▸ **Data records**:
┄┄┄┄┄┄┄┄┄┄┄┄┄┄┄┄┄┄┄┄

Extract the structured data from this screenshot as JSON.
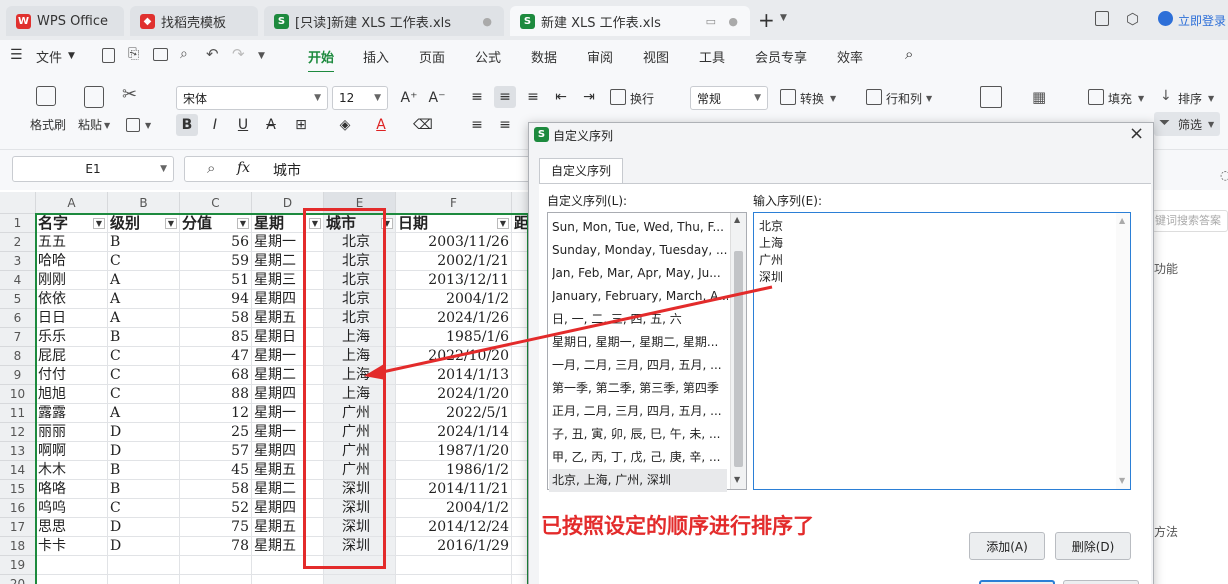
{
  "tabs": [
    {
      "label": "WPS Office"
    },
    {
      "label": "找稻壳模板"
    },
    {
      "label": "[只读]新建 XLS 工作表.xls"
    },
    {
      "label": "新建 XLS 工作表.xls"
    }
  ],
  "tabbar": {
    "add": "+",
    "login": "立即登录"
  },
  "menu": {
    "file": "文件",
    "items": [
      "开始",
      "插入",
      "页面",
      "公式",
      "数据",
      "审阅",
      "视图",
      "工具",
      "会员专享",
      "效率"
    ]
  },
  "ribbon": {
    "format_painter": "格式刷",
    "paste": "粘贴",
    "font_name": "宋体",
    "font_size": "12",
    "wrap": "换行",
    "number_format": "常规",
    "convert": "转换",
    "rows_cols": "行和列",
    "fill": "填充",
    "sort": "排序",
    "filter": "筛选"
  },
  "formula": {
    "name_box": "E1",
    "fx": "fx",
    "value": "城市"
  },
  "grid": {
    "columns": [
      "A",
      "B",
      "C",
      "D",
      "E",
      "F"
    ],
    "header": [
      "名字",
      "级别",
      "分值",
      "星期",
      "城市",
      "日期",
      "距"
    ],
    "rows": [
      [
        "五五",
        "B",
        "56",
        "星期一",
        "北京",
        "2003/11/26"
      ],
      [
        "哈哈",
        "C",
        "59",
        "星期二",
        "北京",
        "2002/1/21"
      ],
      [
        "刚刚",
        "A",
        "51",
        "星期三",
        "北京",
        "2013/12/11"
      ],
      [
        "依依",
        "A",
        "94",
        "星期四",
        "北京",
        "2004/1/2"
      ],
      [
        "日日",
        "A",
        "58",
        "星期五",
        "北京",
        "2024/1/26"
      ],
      [
        "乐乐",
        "B",
        "85",
        "星期日",
        "上海",
        "1985/1/6"
      ],
      [
        "屁屁",
        "C",
        "47",
        "星期一",
        "上海",
        "2022/10/20"
      ],
      [
        "付付",
        "C",
        "68",
        "星期二",
        "上海",
        "2014/1/13"
      ],
      [
        "旭旭",
        "C",
        "88",
        "星期四",
        "上海",
        "2024/1/20"
      ],
      [
        "露露",
        "A",
        "12",
        "星期一",
        "广州",
        "2022/5/1"
      ],
      [
        "丽丽",
        "D",
        "25",
        "星期一",
        "广州",
        "2024/1/14"
      ],
      [
        "啊啊",
        "D",
        "57",
        "星期四",
        "广州",
        "1987/1/20"
      ],
      [
        "木木",
        "B",
        "45",
        "星期五",
        "广州",
        "1986/1/2"
      ],
      [
        "咯咯",
        "B",
        "58",
        "星期二",
        "深圳",
        "2014/11/21"
      ],
      [
        "呜呜",
        "C",
        "52",
        "星期四",
        "深圳",
        "2004/1/2"
      ],
      [
        "思思",
        "D",
        "75",
        "星期五",
        "深圳",
        "2014/12/24"
      ],
      [
        "卡卡",
        "D",
        "78",
        "星期五",
        "深圳",
        "2016/1/29"
      ]
    ],
    "row_numbers": [
      "1",
      "2",
      "3",
      "4",
      "5",
      "6",
      "7",
      "8",
      "9",
      "10",
      "11",
      "12",
      "13",
      "14",
      "15",
      "16",
      "17",
      "18",
      "19",
      "20"
    ]
  },
  "dialog": {
    "title": "自定义序列",
    "tab": "自定义序列",
    "list_label": "自定义序列(L):",
    "input_label": "输入序列(E):",
    "list_items": [
      "Sun, Mon, Tue, Wed, Thu, F...",
      "Sunday, Monday, Tuesday, ...",
      "Jan, Feb, Mar, Apr, May, Ju...",
      "January, February, March, A...",
      "日, 一, 二, 三, 四, 五, 六",
      "星期日, 星期一, 星期二, 星期...",
      "一月, 二月, 三月, 四月, 五月, ...",
      "第一季, 第二季, 第三季, 第四季",
      "正月, 二月, 三月, 四月, 五月, ...",
      "子, 丑, 寅, 卯, 辰, 巳, 午, 未, ...",
      "甲, 乙, 丙, 丁, 戊, 己, 庚, 辛, ...",
      "北京, 上海, 广州, 深圳"
    ],
    "input_lines": [
      "北京",
      "上海",
      "广州",
      "深圳"
    ],
    "add_button": "添加(A)",
    "delete_button": "删除(D)"
  },
  "annotation": "已按照设定的顺序进行排序了",
  "right_panel": {
    "search_placeholder": "键词搜索答案",
    "func": "功能",
    "method": "方法"
  }
}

┄┄┄┄┄┄┄┄┄┄┄┄┄┄┄┄┄┄┄┄

▸ **WORK TO DO**: The data above needs to be retyped exactly, with the images left out.

▸ **FINAL RESULT**:
Extract the structured data from this screenshot as JSON.
{
  "tabs": [
    {
      "label": "WPS Office"
    },
    {
      "label": "找稻壳模板"
    },
    {
      "label": "[只读]新建 XLS 工作表.xls"
    },
    {
      "label": "新建 XLS 工作表.xls"
    }
  ],
  "tabbar": {
    "add": "+",
    "login": "立即登录"
  },
  "menu": {
    "file": "文件",
    "items": [
      "开始",
      "插入",
      "页面",
      "公式",
      "数据",
      "审阅",
      "视图",
      "工具",
      "会员专享",
      "效率"
    ]
  },
  "ribbon": {
    "format_painter": "格式刷",
    "paste": "粘贴",
    "font_name": "宋体",
    "font_size": "12",
    "wrap": "换行",
    "number_format": "常规",
    "convert": "转换",
    "rows_cols": "行和列",
    "fill": "填充",
    "sort": "排序",
    "filter": "筛选"
  },
  "formula": {
    "name_box": "E1",
    "fx": "fx",
    "value": "城市"
  },
  "grid": {
    "columns": [
      "A",
      "B",
      "C",
      "D",
      "E",
      "F"
    ],
    "header": [
      "名字",
      "级别",
      "分值",
      "星期",
      "城市",
      "日期",
      "距"
    ],
    "rows": [
      [
        "五五",
        "B",
        "56",
        "星期一",
        "北京",
        "2003/11/26"
      ],
      [
        "哈哈",
        "C",
        "59",
        "星期二",
        "北京",
        "2002/1/21"
      ],
      [
        "刚刚",
        "A",
        "51",
        "星期三",
        "北京",
        "2013/12/11"
      ],
      [
        "依依",
        "A",
        "94",
        "星期四",
        "北京",
        "2004/1/2"
      ],
      [
        "日日",
        "A",
        "58",
        "星期五",
        "北京",
        "2024/1/26"
      ],
      [
        "乐乐",
        "B",
        "85",
        "星期日",
        "上海",
        "1985/1/6"
      ],
      [
        "屁屁",
        "C",
        "47",
        "星期一",
        "上海",
        "2022/10/20"
      ],
      [
        "付付",
        "C",
        "68",
        "星期二",
        "上海",
        "2014/1/13"
      ],
      [
        "旭旭",
        "C",
        "88",
        "星期四",
        "上海",
        "2024/1/20"
      ],
      [
        "露露",
        "A",
        "12",
        "星期一",
        "广州",
        "2022/5/1"
      ],
      [
        "丽丽",
        "D",
        "25",
        "星期一",
        "广州",
        "2024/1/14"
      ],
      [
        "啊啊",
        "D",
        "57",
        "星期四",
        "广州",
        "1987/1/20"
      ],
      [
        "木木",
        "B",
        "45",
        "星期五",
        "广州",
        "1986/1/2"
      ],
      [
        "咯咯",
        "B",
        "58",
        "星期二",
        "深圳",
        "2014/11/21"
      ],
      [
        "呜呜",
        "C",
        "52",
        "星期四",
        "深圳",
        "2004/1/2"
      ],
      [
        "思思",
        "D",
        "75",
        "星期五",
        "深圳",
        "2014/12/24"
      ],
      [
        "卡卡",
        "D",
        "78",
        "星期五",
        "深圳",
        "2016/1/29"
      ]
    ],
    "row_numbers": [
      "1",
      "2",
      "3",
      "4",
      "5",
      "6",
      "7",
      "8",
      "9",
      "10",
      "11",
      "12",
      "13",
      "14",
      "15",
      "16",
      "17",
      "18",
      "19",
      "20"
    ]
  },
  "dialog": {
    "title": "自定义序列",
    "tab": "自定义序列",
    "list_label": "自定义序列(L):",
    "input_label": "输入序列(E):",
    "list_items": [
      "Sun, Mon, Tue, Wed, Thu, F...",
      "Sunday, Monday, Tuesday, ...",
      "Jan, Feb, Mar, Apr, May, Ju...",
      "January, February, March, A...",
      "日, 一, 二, 三, 四, 五, 六",
      "星期日, 星期一, 星期二, 星期...",
      "一月, 二月, 三月, 四月, 五月, ...",
      "第一季, 第二季, 第三季, 第四季",
      "正月, 二月, 三月, 四月, 五月, ...",
      "子, 丑, 寅, 卯, 辰, 巳, 午, 未, ...",
      "甲, 乙, 丙, 丁, 戊, 己, 庚, 辛, ...",
      "北京, 上海, 广州, 深圳"
    ],
    "input_lines": [
      "北京",
      "上海",
      "广州",
      "深圳"
    ],
    "add_button": "添加(A)",
    "delete_button": "删除(D)"
  },
  "annotation": "已按照设定的顺序进行排序了",
  "right_panel": {
    "search_placeholder": "键词搜索答案",
    "func": "功能",
    "method": "方法"
  }
}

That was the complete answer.